> **Work to complete**
Please repeat all of the lines that follow, exactly as written.

> **Data in this exercise**
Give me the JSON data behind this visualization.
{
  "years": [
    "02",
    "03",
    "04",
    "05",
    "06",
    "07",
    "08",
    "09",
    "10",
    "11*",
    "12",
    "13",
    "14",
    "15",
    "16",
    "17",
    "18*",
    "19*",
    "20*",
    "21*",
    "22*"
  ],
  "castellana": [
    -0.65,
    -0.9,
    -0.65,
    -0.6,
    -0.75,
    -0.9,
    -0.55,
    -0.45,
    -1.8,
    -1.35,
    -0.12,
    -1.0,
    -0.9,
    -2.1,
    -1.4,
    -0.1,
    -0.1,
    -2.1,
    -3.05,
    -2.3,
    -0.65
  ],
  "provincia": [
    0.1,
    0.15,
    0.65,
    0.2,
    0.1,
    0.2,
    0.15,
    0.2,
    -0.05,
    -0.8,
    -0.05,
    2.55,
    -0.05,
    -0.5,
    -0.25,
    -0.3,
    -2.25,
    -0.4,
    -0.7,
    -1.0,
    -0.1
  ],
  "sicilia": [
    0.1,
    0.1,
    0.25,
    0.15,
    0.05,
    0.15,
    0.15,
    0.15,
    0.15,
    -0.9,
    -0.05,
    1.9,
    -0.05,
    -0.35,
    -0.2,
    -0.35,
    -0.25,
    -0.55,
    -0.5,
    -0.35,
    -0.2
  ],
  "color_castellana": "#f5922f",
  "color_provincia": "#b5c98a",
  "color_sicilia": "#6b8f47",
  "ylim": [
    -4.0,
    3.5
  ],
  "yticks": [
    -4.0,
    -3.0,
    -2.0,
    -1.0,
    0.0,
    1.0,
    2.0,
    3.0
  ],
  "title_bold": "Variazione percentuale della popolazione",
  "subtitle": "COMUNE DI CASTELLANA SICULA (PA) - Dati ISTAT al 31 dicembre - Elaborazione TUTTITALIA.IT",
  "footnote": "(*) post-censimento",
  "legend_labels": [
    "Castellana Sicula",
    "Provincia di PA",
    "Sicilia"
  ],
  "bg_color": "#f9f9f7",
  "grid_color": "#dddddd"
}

> **Exercise solution**
Give me the JSON data behind this visualization.
{
  "years": [
    "02",
    "03",
    "04",
    "05",
    "06",
    "07",
    "08",
    "09",
    "10",
    "11*",
    "12",
    "13",
    "14",
    "15",
    "16",
    "17",
    "18*",
    "19*",
    "20*",
    "21*",
    "22*"
  ],
  "castellana": [
    -0.65,
    -0.9,
    -0.65,
    -0.6,
    -0.75,
    -0.9,
    -0.55,
    -0.45,
    -1.8,
    -1.35,
    -0.12,
    -1.0,
    -0.9,
    -2.1,
    -1.4,
    -0.1,
    -0.1,
    -2.1,
    -3.05,
    -2.3,
    -0.65
  ],
  "provincia": [
    0.1,
    0.15,
    0.65,
    0.2,
    0.1,
    0.2,
    0.15,
    0.2,
    -0.05,
    -0.8,
    -0.05,
    2.55,
    -0.05,
    -0.5,
    -0.25,
    -0.3,
    -2.25,
    -0.4,
    -0.7,
    -1.0,
    -0.1
  ],
  "sicilia": [
    0.1,
    0.1,
    0.25,
    0.15,
    0.05,
    0.15,
    0.15,
    0.15,
    0.15,
    -0.9,
    -0.05,
    1.9,
    -0.05,
    -0.35,
    -0.2,
    -0.35,
    -0.25,
    -0.55,
    -0.5,
    -0.35,
    -0.2
  ],
  "color_castellana": "#f5922f",
  "color_provincia": "#b5c98a",
  "color_sicilia": "#6b8f47",
  "ylim": [
    -4.0,
    3.5
  ],
  "yticks": [
    -4.0,
    -3.0,
    -2.0,
    -1.0,
    0.0,
    1.0,
    2.0,
    3.0
  ],
  "title_bold": "Variazione percentuale della popolazione",
  "subtitle": "COMUNE DI CASTELLANA SICULA (PA) - Dati ISTAT al 31 dicembre - Elaborazione TUTTITALIA.IT",
  "footnote": "(*) post-censimento",
  "legend_labels": [
    "Castellana Sicula",
    "Provincia di PA",
    "Sicilia"
  ],
  "bg_color": "#f9f9f7",
  "grid_color": "#dddddd"
}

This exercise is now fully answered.